# PAGE EXTRACT

Michelle Obama

Michelle Obama Didn't Want to Nag People About School Lunch

But she sure did anyway!


Michael Donhauser/dpa/picture-alliance/Newscom

In her new book, Becoming, former First Lady Michelle Obama indicates that she wasn't trying to force healthy food initiatives down people's throats. But the results of her attempt to get children to eat better tell a different story.

In the months following her move to the White House, Obama tried to "develop the pillars on which our larger effort would be built," she writes. "We'd give parents better information to help them make healthy choices for their families." She adds: "We'd work to create healthier schools. We'd try to improve access to nutritious food. And we'd find more ways for young people to be physically active."

Obama goes on to acknowledge the concern that her efforts might be seen as government overreach. "The West Wing was apparently fretting about my plans, worried I'd come off as a finger-wagging embodiment of the nanny state at a time when controversial bank and car-company bailouts had left Americans extra leery of anything that looked like government intervention," she writes.

# DATA SHOWN
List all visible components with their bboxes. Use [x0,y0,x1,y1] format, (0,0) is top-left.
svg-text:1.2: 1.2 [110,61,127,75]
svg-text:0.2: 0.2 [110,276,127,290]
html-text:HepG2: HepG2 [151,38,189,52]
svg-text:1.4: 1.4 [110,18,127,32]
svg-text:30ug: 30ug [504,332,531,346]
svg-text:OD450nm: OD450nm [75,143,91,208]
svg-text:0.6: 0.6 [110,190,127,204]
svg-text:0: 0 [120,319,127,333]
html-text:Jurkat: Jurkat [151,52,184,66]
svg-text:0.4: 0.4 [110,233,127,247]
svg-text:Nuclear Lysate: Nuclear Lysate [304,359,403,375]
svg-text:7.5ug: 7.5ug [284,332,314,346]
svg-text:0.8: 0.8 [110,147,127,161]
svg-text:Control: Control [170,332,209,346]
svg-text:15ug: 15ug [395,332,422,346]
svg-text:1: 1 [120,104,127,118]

# TASK REQUIREMENTS
(a) Quote everything in the article on Michelle Obama and school lunch from "In her new book, Becoming, former" down to "a different story.".
(b) Answer these from the article on Michelle Obama and school lunch:
(i) What is the title of Michelle Obama's new book?
(ii) What would they give parents, according to the pillars she describes?
(iii) Which bailouts does she say had left Americans extra leery of government intervention?
(c) Write the next part of the article on Michelle Obama and school lunch, picking up after its last sentence.

# ACTIVITY ANSWERS
(a)
In her new book, Becoming, former First Lady Michelle Obama indicates that she wasn't trying to force healthy food initiatives down people's throats. But the results of her attempt to get children to eat better tell a different story.

(b)
(i) Becoming
(ii) Better information to help them make healthy choices for their families
(iii) Controversial bank and car-company bailouts

(c)
But the former first lady claims that wasn't her goal. She writes that she wanted to "make this about more than government." Obama believed a "human appeal" was better than a "regulatory one" in order to convince companies that supply school lunches and produce soft drinks to make changes. It was better to "collaborate," she writes, than to "pick a fight."

Obama was wary of using politics to accomplish her goals. "I wasn't interested in following the tenets of the political world or appearing on Sunday morning news shows," she writes. Still, it seems like it would be impossible for her to carry out all of her plans without politics. It was a memorandum signed in February 2010 by President Barack Obama, after all, that created what she describes as "a first-of-its-kind federal task force on childhood obesity."

Michelle Obama's efforts continued throughout 2010 as she advocated for the passage of the Healthy, Hunger-Free Kids Act, which is most famous for setting nutrition standards for school lunches around the country. Obama notes that while she was "generally happy to stay out of politics and policy making," this was her "big fight—the issue for which I was willing to hurl myself into the ring."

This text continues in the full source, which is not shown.